**MATERIAL FOR THIS EXERCISE**
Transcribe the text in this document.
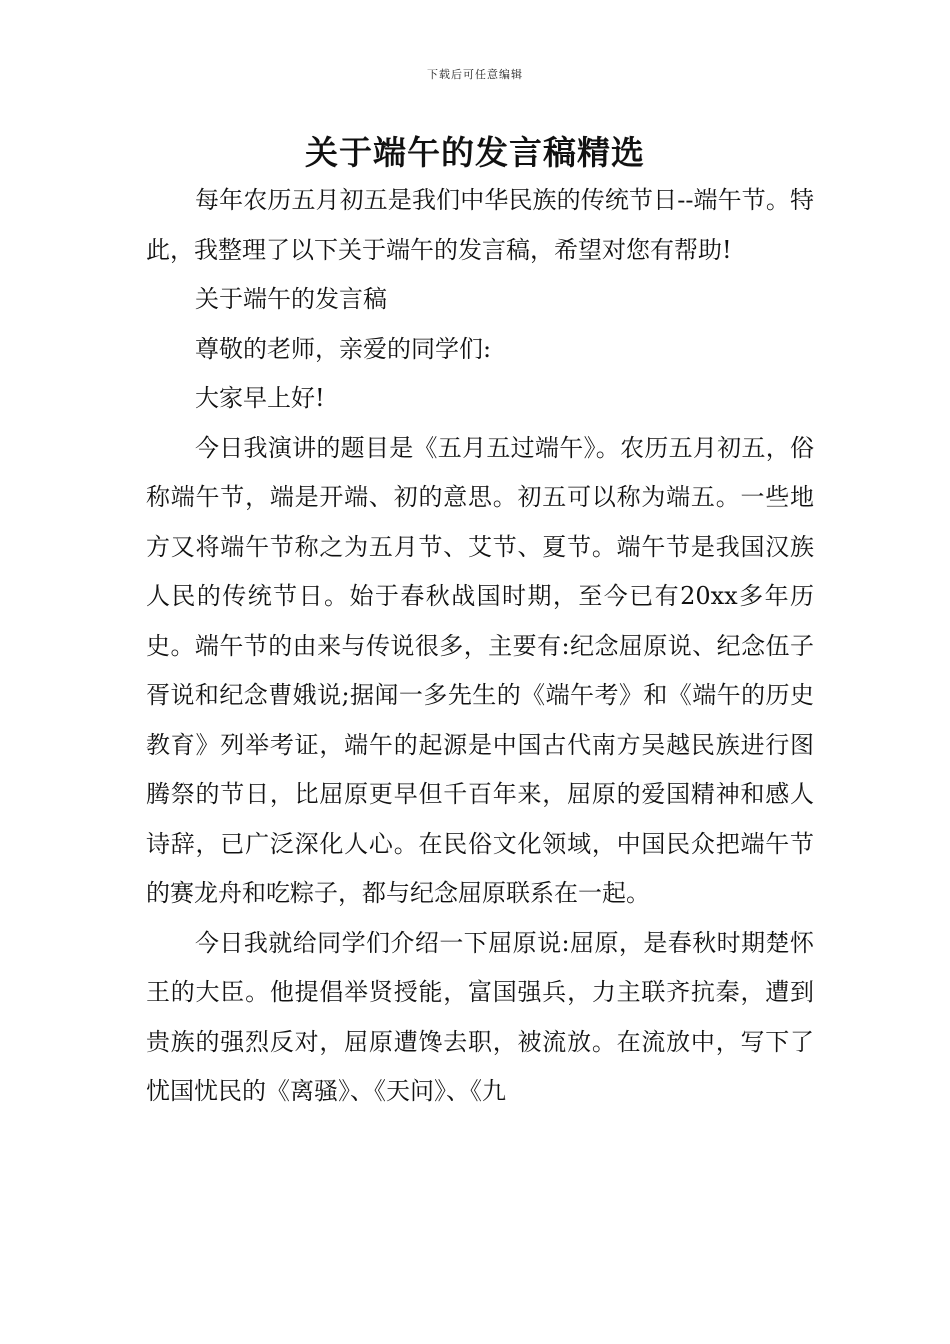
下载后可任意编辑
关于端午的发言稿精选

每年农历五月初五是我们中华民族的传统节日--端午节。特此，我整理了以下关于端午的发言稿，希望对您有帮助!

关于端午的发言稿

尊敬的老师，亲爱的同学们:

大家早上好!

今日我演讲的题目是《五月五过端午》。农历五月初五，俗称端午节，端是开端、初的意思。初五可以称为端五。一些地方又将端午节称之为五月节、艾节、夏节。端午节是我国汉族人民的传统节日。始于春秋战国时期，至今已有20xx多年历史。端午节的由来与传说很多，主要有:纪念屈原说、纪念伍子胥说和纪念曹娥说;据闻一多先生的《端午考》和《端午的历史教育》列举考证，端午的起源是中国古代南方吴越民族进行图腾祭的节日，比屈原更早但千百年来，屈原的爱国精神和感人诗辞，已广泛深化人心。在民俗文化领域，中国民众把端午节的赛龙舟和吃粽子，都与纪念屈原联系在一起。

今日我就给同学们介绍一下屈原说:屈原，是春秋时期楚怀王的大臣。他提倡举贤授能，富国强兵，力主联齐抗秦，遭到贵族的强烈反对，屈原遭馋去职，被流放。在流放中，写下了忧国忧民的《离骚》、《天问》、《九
--
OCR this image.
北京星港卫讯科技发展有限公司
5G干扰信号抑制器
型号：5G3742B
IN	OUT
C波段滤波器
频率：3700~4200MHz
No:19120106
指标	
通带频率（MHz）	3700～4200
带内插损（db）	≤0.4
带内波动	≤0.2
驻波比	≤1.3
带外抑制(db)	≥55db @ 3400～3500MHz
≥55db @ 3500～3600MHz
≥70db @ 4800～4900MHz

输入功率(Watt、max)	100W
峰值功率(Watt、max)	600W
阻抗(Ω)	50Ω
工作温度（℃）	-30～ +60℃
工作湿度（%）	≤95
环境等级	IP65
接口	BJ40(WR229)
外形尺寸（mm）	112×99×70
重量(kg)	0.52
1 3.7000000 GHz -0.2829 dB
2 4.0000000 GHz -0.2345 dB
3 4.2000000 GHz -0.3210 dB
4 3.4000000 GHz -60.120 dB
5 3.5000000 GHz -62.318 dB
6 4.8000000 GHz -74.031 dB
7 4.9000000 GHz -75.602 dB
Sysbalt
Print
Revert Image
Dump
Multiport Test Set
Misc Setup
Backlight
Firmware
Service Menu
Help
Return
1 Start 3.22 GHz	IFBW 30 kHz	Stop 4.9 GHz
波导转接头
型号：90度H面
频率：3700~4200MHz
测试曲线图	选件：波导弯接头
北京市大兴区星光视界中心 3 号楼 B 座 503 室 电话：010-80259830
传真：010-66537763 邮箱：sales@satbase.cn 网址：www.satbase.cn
...
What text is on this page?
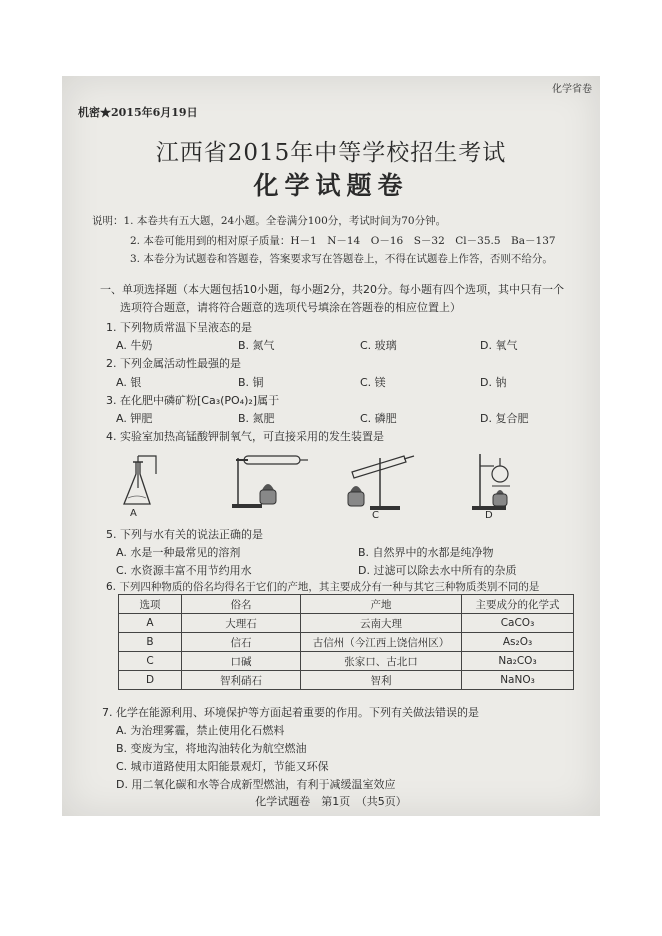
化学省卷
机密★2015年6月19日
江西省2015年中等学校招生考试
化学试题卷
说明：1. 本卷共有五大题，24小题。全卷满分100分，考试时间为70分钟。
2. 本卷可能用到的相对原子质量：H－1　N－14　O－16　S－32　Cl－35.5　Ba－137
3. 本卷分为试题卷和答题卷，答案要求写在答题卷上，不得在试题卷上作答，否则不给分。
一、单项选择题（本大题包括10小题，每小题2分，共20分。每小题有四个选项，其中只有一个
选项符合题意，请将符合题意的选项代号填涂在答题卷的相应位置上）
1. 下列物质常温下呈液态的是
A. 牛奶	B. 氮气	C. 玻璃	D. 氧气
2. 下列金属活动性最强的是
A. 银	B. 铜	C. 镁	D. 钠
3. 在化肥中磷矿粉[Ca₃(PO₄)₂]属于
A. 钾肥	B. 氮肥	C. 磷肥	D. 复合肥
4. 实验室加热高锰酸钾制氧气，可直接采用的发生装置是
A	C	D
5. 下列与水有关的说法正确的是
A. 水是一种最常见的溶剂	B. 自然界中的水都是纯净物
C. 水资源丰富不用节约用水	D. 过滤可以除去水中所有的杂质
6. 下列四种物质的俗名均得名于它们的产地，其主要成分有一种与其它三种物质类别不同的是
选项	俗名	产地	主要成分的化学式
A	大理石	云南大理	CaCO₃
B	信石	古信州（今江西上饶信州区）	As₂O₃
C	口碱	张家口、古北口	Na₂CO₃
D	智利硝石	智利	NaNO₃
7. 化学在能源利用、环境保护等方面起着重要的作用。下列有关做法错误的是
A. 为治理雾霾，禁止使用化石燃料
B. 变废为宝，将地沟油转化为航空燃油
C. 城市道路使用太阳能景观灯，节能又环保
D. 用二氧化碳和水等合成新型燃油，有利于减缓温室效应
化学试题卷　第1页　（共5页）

**WRITTEN INSTRUCTION**
Find every line that has "text" in it, then return those lines.

**ANSWER TO THIS TASK**
Transcribe the text in this document.
What text is on this page?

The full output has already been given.